(Given records):
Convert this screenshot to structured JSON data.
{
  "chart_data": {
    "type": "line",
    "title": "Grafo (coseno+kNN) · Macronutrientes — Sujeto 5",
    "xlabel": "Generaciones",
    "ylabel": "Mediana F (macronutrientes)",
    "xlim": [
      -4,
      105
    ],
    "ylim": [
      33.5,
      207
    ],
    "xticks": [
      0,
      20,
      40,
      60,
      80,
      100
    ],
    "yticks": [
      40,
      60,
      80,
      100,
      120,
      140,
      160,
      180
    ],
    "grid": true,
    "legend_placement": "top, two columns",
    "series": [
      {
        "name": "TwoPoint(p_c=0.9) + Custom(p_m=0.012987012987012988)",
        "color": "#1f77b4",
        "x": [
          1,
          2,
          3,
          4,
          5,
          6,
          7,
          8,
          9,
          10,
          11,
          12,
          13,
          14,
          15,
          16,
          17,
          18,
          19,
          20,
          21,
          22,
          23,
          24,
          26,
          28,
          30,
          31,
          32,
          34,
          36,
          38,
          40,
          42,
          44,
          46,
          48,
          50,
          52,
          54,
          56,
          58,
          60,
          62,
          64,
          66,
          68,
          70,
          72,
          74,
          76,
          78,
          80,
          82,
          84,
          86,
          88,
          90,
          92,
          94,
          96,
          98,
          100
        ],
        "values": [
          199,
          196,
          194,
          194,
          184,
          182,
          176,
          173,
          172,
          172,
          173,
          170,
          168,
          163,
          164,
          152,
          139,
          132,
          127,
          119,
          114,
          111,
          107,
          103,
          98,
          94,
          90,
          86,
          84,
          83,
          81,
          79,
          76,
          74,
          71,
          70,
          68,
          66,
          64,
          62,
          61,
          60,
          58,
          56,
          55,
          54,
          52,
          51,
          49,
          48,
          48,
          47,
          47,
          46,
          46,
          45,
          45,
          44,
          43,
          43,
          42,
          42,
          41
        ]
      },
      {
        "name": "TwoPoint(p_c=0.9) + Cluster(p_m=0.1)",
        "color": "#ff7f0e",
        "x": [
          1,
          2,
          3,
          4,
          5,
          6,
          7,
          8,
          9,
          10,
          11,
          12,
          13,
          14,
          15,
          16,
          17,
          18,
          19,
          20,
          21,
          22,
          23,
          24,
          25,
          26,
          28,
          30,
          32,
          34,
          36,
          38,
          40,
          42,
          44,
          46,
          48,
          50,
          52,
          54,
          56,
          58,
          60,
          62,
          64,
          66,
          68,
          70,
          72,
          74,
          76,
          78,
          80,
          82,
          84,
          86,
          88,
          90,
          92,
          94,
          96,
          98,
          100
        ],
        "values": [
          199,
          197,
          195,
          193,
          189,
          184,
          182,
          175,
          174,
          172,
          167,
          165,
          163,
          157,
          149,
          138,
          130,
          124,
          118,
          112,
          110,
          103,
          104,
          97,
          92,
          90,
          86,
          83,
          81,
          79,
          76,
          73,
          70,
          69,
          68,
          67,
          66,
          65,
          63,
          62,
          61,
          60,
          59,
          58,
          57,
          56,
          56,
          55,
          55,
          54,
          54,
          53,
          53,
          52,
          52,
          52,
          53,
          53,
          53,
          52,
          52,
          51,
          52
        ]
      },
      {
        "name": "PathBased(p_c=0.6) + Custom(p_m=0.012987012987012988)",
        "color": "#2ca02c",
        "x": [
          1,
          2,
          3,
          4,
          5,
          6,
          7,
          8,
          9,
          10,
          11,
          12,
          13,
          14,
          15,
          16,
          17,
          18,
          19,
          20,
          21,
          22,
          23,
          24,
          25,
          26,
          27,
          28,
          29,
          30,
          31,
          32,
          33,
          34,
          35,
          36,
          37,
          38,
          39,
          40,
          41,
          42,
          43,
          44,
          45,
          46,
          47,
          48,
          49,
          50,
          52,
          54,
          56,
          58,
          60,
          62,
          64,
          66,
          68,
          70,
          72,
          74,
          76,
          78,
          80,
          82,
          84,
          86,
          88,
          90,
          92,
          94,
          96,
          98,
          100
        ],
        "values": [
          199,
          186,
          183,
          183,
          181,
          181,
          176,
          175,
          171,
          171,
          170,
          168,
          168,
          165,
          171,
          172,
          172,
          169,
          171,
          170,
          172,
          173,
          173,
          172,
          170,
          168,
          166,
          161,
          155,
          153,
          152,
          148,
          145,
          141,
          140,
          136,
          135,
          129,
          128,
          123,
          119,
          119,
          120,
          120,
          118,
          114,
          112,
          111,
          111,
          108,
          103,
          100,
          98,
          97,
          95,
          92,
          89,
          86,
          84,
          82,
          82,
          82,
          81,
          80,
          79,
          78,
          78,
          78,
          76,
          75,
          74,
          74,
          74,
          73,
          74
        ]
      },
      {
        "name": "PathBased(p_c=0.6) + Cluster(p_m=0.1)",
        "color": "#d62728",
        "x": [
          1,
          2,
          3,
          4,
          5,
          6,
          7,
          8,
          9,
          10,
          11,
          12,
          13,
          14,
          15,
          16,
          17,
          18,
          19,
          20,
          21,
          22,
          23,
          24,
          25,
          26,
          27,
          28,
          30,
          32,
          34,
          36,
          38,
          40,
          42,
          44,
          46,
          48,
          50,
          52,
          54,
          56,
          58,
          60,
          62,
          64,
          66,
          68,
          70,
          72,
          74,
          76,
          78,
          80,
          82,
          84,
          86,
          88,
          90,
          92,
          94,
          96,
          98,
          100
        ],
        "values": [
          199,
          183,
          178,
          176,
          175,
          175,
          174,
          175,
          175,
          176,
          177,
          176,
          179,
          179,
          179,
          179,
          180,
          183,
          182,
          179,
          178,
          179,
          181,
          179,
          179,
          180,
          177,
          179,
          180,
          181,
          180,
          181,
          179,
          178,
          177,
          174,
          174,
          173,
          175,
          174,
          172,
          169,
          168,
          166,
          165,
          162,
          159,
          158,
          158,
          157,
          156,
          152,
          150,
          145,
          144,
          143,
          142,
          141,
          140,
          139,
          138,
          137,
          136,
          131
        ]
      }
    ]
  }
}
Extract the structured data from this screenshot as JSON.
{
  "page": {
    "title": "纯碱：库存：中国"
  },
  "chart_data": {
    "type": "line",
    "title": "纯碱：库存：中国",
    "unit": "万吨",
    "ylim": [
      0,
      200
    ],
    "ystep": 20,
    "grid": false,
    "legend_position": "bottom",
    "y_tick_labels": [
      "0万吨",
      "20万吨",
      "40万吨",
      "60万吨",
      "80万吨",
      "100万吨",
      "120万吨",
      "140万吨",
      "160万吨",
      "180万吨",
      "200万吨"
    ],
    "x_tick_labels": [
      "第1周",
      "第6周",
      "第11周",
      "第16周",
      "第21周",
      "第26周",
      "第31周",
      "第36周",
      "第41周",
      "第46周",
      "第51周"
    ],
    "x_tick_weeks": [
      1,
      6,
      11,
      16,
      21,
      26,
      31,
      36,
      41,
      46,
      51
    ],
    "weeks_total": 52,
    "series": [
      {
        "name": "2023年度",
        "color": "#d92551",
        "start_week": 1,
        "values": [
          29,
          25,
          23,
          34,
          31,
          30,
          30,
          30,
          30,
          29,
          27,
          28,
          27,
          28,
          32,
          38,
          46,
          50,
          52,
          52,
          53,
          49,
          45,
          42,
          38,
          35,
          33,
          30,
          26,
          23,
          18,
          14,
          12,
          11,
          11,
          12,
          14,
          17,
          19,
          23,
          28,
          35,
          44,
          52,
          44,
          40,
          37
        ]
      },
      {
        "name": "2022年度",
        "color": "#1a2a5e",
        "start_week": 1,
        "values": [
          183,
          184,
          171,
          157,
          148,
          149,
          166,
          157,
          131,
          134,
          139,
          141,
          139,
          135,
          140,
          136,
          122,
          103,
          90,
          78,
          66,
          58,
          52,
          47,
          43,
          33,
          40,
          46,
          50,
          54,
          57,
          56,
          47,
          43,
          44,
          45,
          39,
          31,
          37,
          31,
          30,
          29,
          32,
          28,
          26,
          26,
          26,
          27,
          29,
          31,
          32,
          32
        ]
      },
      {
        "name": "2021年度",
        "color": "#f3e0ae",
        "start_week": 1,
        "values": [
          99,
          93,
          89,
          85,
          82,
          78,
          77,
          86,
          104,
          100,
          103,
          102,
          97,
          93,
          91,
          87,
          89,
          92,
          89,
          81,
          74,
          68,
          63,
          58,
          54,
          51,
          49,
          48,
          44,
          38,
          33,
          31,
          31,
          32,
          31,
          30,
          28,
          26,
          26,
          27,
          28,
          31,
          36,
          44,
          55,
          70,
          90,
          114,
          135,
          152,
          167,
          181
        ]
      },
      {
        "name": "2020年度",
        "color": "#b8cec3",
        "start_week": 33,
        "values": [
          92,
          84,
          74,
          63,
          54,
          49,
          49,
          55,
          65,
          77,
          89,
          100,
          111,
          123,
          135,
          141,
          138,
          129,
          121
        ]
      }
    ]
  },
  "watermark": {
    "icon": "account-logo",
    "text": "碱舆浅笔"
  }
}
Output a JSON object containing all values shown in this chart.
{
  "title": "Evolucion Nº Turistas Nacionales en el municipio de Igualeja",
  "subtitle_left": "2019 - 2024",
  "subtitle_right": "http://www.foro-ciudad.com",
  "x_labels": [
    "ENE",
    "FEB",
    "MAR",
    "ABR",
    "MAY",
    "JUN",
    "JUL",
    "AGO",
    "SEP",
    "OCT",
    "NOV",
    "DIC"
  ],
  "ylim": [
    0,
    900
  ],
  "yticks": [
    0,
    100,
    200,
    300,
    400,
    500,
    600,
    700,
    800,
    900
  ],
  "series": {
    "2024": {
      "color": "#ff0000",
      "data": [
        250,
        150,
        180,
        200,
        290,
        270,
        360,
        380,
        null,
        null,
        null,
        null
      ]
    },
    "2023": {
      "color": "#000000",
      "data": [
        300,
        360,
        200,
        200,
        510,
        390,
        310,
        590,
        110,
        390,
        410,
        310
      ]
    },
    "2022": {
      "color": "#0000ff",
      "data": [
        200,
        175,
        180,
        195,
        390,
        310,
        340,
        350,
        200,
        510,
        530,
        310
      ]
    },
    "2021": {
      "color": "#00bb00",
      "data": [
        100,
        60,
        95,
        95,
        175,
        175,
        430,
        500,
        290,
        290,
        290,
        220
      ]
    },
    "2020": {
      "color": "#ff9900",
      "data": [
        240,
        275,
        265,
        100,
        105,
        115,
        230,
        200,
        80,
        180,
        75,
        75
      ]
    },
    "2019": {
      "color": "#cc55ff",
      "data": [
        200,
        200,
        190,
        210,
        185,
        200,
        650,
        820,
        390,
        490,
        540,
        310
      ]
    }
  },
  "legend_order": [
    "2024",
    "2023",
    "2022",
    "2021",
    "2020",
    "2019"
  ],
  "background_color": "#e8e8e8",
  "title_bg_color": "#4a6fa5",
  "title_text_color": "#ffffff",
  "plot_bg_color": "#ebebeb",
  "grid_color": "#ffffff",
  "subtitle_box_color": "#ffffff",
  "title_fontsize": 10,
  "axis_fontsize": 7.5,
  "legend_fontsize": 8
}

(To do):
In the entries above, find each line with the string "Cluster" and copy it.

(Answer to this exercise):
        "name": "TwoPoint(p_c=0.9) + Cluster(p_m=0.1)",
        "name": "PathBased(p_c=0.6) + Cluster(p_m=0.1)",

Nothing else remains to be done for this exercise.